A block of data:
====
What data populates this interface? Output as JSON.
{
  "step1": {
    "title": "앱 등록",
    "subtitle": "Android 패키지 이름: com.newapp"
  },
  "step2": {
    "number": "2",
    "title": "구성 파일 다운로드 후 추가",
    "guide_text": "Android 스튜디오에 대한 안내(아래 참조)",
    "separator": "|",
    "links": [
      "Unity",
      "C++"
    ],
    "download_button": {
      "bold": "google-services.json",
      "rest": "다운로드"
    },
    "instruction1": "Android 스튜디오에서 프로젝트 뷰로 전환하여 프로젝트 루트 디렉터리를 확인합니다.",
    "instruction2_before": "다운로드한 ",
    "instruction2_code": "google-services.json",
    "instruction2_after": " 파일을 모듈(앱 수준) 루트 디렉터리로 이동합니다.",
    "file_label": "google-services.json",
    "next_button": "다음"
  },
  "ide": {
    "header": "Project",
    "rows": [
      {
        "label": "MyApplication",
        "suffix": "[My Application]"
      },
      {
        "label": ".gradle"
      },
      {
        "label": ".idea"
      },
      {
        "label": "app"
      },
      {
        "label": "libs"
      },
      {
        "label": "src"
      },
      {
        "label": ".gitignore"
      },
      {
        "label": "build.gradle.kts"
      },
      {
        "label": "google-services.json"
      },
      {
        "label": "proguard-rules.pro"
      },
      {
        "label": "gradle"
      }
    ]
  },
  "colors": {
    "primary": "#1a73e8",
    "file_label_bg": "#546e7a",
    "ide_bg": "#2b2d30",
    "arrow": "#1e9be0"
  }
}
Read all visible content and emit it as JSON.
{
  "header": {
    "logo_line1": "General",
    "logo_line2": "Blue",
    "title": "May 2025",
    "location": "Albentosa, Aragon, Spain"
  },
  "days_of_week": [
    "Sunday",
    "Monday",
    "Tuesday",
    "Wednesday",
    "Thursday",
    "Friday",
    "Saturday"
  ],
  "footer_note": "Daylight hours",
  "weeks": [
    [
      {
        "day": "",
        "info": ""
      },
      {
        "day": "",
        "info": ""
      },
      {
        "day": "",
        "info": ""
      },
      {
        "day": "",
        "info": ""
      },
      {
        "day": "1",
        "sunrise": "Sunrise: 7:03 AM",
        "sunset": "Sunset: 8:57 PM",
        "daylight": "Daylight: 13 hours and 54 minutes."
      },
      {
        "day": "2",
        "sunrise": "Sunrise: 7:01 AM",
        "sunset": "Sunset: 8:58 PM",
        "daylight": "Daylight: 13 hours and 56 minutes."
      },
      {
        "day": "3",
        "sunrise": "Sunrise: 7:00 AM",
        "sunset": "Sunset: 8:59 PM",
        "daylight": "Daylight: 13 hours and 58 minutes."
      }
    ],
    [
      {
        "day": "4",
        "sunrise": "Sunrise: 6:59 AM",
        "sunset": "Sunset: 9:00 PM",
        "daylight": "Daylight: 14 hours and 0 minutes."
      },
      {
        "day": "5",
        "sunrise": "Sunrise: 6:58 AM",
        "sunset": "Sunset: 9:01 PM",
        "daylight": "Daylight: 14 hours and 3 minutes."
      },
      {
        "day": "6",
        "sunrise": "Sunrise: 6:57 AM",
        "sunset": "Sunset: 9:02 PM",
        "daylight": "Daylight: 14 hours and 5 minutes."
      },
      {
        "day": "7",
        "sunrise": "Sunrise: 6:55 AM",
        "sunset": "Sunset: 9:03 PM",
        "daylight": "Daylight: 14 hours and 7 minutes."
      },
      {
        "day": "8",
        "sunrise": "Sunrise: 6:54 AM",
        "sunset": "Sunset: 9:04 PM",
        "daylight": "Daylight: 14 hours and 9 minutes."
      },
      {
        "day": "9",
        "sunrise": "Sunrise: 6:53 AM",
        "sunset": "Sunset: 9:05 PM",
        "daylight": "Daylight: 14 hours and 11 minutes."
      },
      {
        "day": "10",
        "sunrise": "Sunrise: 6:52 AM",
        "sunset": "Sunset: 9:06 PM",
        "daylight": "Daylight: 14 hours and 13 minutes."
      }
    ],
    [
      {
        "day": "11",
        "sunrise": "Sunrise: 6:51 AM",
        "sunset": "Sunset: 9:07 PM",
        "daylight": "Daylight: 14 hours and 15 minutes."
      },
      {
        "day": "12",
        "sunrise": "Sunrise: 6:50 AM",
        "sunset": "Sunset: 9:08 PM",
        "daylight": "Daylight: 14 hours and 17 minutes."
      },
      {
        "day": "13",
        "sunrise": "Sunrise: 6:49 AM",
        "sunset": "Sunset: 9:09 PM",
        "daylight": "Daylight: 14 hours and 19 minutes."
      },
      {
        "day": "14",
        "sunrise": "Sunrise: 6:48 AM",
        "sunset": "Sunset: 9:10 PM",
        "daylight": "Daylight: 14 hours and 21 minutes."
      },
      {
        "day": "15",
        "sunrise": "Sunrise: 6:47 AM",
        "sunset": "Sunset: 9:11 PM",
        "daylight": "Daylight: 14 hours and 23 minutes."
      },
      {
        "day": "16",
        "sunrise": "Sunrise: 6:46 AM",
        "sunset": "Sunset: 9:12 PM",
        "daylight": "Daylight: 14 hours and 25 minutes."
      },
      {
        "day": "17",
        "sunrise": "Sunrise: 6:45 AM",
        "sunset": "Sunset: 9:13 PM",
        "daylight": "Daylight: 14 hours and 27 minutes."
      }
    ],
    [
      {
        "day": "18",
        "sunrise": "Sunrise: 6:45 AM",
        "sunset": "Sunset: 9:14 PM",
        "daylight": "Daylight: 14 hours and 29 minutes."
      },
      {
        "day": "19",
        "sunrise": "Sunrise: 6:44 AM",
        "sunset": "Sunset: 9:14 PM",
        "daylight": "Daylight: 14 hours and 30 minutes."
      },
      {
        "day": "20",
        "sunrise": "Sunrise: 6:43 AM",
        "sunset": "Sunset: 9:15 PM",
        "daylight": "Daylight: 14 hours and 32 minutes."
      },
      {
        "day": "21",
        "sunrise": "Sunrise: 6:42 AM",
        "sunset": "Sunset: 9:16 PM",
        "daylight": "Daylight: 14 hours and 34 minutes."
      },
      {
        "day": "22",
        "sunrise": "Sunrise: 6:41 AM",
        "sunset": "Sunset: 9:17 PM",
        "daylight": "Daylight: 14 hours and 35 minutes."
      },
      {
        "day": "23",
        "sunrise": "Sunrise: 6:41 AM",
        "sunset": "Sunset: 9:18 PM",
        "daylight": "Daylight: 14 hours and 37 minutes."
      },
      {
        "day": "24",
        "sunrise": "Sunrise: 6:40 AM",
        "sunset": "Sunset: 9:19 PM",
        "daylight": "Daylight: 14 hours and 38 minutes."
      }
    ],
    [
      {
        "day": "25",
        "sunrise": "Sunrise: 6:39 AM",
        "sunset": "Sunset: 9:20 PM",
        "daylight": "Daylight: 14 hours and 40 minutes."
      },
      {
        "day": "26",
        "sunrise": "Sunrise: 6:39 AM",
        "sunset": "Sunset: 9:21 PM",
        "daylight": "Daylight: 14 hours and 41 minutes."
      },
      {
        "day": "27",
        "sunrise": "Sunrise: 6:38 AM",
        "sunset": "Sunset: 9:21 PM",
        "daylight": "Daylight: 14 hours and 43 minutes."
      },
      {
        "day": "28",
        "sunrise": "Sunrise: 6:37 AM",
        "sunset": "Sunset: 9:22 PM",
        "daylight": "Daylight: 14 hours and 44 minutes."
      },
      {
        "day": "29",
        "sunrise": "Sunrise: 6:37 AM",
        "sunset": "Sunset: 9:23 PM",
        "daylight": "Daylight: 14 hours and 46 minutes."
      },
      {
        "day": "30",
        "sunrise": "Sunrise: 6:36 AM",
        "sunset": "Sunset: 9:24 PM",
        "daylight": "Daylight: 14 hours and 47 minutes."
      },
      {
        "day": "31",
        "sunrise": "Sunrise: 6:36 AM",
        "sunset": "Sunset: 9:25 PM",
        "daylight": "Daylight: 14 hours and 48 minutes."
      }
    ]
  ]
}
====
#### Aim:
Report how many lines in the data include the word "Android", and give nothing but the count.

#### Answer below:
3